═════ Records provided ═════

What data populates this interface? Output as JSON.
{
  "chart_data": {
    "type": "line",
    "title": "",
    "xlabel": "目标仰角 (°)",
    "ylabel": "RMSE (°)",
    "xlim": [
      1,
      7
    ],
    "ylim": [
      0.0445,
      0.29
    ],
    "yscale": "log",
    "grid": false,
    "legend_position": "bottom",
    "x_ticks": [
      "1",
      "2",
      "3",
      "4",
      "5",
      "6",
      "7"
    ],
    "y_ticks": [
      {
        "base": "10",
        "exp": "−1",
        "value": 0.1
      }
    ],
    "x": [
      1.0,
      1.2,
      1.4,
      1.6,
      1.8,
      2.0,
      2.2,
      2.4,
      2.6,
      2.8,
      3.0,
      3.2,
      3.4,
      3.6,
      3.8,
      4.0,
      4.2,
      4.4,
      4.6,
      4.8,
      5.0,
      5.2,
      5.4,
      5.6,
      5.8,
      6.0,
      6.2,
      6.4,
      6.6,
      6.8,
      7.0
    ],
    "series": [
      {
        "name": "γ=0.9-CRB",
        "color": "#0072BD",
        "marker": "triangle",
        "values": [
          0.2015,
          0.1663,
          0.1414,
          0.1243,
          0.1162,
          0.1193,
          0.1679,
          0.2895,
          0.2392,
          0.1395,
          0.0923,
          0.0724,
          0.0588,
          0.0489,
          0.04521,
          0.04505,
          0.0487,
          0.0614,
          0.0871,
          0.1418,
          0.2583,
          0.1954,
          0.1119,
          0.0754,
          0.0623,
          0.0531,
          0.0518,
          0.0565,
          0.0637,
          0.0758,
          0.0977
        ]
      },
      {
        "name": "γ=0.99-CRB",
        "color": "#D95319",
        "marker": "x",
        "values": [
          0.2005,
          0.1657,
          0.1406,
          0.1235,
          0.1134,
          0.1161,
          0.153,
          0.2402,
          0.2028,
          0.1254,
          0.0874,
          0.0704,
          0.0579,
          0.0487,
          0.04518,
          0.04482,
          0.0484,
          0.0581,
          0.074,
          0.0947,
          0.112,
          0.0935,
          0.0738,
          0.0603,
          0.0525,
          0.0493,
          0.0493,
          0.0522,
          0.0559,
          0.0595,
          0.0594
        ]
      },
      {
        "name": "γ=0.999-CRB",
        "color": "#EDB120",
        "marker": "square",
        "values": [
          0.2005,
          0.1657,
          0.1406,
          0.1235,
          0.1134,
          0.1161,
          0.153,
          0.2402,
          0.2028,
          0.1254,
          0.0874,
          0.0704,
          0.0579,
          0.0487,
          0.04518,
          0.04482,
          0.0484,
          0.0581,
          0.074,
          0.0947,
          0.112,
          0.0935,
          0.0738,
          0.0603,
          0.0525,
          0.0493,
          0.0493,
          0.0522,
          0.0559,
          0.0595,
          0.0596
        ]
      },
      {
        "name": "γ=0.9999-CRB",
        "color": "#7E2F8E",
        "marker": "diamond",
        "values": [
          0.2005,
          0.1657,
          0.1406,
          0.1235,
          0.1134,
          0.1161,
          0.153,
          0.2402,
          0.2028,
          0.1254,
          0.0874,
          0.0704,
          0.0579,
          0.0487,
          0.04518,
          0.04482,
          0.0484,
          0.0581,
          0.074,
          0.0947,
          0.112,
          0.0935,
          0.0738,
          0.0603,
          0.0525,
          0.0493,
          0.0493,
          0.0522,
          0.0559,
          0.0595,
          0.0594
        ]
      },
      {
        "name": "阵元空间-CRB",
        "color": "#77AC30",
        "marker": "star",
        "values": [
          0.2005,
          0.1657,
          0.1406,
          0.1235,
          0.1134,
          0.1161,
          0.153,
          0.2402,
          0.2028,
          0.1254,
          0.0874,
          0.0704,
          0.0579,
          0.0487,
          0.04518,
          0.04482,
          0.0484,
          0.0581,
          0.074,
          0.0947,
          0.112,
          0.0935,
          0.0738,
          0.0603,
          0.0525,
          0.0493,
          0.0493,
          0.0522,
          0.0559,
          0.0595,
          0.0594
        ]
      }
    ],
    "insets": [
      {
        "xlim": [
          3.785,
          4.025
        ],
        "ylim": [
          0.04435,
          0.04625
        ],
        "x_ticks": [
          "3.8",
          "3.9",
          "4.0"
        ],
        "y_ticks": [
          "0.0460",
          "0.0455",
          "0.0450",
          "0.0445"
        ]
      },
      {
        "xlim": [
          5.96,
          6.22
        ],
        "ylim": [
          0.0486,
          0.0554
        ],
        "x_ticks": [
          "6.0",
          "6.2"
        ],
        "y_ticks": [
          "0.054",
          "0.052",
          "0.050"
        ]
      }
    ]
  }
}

═════

What you have to do: Exact copies of all the records are required.

Output for this task:
What data populates this interface? Output as JSON.
{
  "chart_data": {
    "type": "line",
    "title": "",
    "xlabel": "目标仰角 (°)",
    "ylabel": "RMSE (°)",
    "xlim": [
      1,
      7
    ],
    "ylim": [
      0.0445,
      0.29
    ],
    "yscale": "log",
    "grid": false,
    "legend_position": "bottom",
    "x_ticks": [
      "1",
      "2",
      "3",
      "4",
      "5",
      "6",
      "7"
    ],
    "y_ticks": [
      {
        "base": "10",
        "exp": "−1",
        "value": 0.1
      }
    ],
    "x": [
      1.0,
      1.2,
      1.4,
      1.6,
      1.8,
      2.0,
      2.2,
      2.4,
      2.6,
      2.8,
      3.0,
      3.2,
      3.4,
      3.6,
      3.8,
      4.0,
      4.2,
      4.4,
      4.6,
      4.8,
      5.0,
      5.2,
      5.4,
      5.6,
      5.8,
      6.0,
      6.2,
      6.4,
      6.6,
      6.8,
      7.0
    ],
    "series": [
      {
        "name": "γ=0.9-CRB",
        "color": "#0072BD",
        "marker": "triangle",
        "values": [
          0.2015,
          0.1663,
          0.1414,
          0.1243,
          0.1162,
          0.1193,
          0.1679,
          0.2895,
          0.2392,
          0.1395,
          0.0923,
          0.0724,
          0.0588,
          0.0489,
          0.04521,
          0.04505,
          0.0487,
          0.0614,
          0.0871,
          0.1418,
          0.2583,
          0.1954,
          0.1119,
          0.0754,
          0.0623,
          0.0531,
          0.0518,
          0.0565,
          0.0637,
          0.0758,
          0.0977
        ]
      },
      {
        "name": "γ=0.99-CRB",
        "color": "#D95319",
        "marker": "x",
        "values": [
          0.2005,
          0.1657,
          0.1406,
          0.1235,
          0.1134,
          0.1161,
          0.153,
          0.2402,
          0.2028,
          0.1254,
          0.0874,
          0.0704,
          0.0579,
          0.0487,
          0.04518,
          0.04482,
          0.0484,
          0.0581,
          0.074,
          0.0947,
          0.112,
          0.0935,
          0.0738,
          0.0603,
          0.0525,
          0.0493,
          0.0493,
          0.0522,
          0.0559,
          0.0595,
          0.0594
        ]
      },
      {
        "name": "γ=0.999-CRB",
        "color": "#EDB120",
        "marker": "square",
        "values": [
          0.2005,
          0.1657,
          0.1406,
          0.1235,
          0.1134,
          0.1161,
          0.153,
          0.2402,
          0.2028,
          0.1254,
          0.0874,
          0.0704,
          0.0579,
          0.0487,
          0.04518,
          0.04482,
          0.0484,
          0.0581,
          0.074,
          0.0947,
          0.112,
          0.0935,
          0.0738,
          0.0603,
          0.0525,
          0.0493,
          0.0493,
          0.0522,
          0.0559,
          0.0595,
          0.0596
        ]
      },
      {
        "name": "γ=0.9999-CRB",
        "color": "#7E2F8E",
        "marker": "diamond",
        "values": [
          0.2005,
          0.1657,
          0.1406,
          0.1235,
          0.1134,
          0.1161,
          0.153,
          0.2402,
          0.2028,
          0.1254,
          0.0874,
          0.0704,
          0.0579,
          0.0487,
          0.04518,
          0.04482,
          0.0484,
          0.0581,
          0.074,
          0.0947,
          0.112,
          0.0935,
          0.0738,
          0.0603,
          0.0525,
          0.0493,
          0.0493,
          0.0522,
          0.0559,
          0.0595,
          0.0594
        ]
      },
      {
        "name": "阵元空间-CRB",
        "color": "#77AC30",
        "marker": "star",
        "values": [
          0.2005,
          0.1657,
          0.1406,
          0.1235,
          0.1134,
          0.1161,
          0.153,
          0.2402,
          0.2028,
          0.1254,
          0.0874,
          0.0704,
          0.0579,
          0.0487,
          0.04518,
          0.04482,
          0.0484,
          0.0581,
          0.074,
          0.0947,
          0.112,
          0.0935,
          0.0738,
          0.0603,
          0.0525,
          0.0493,
          0.0493,
          0.0522,
          0.0559,
          0.0595,
          0.0594
        ]
      }
    ],
    "insets": [
      {
        "xlim": [
          3.785,
          4.025
        ],
        "ylim": [
          0.04435,
          0.04625
        ],
        "x_ticks": [
          "3.8",
          "3.9",
          "4.0"
        ],
        "y_ticks": [
          "0.0460",
          "0.0455",
          "0.0450",
          "0.0445"
        ]
      },
      {
        "xlim": [
          5.96,
          6.22
        ],
        "ylim": [
          0.0486,
          0.0554
        ],
        "x_ticks": [
          "6.0",
          "6.2"
        ],
        "y_ticks": [
          "0.054",
          "0.052",
          "0.050"
        ]
      }
    ]
  }
}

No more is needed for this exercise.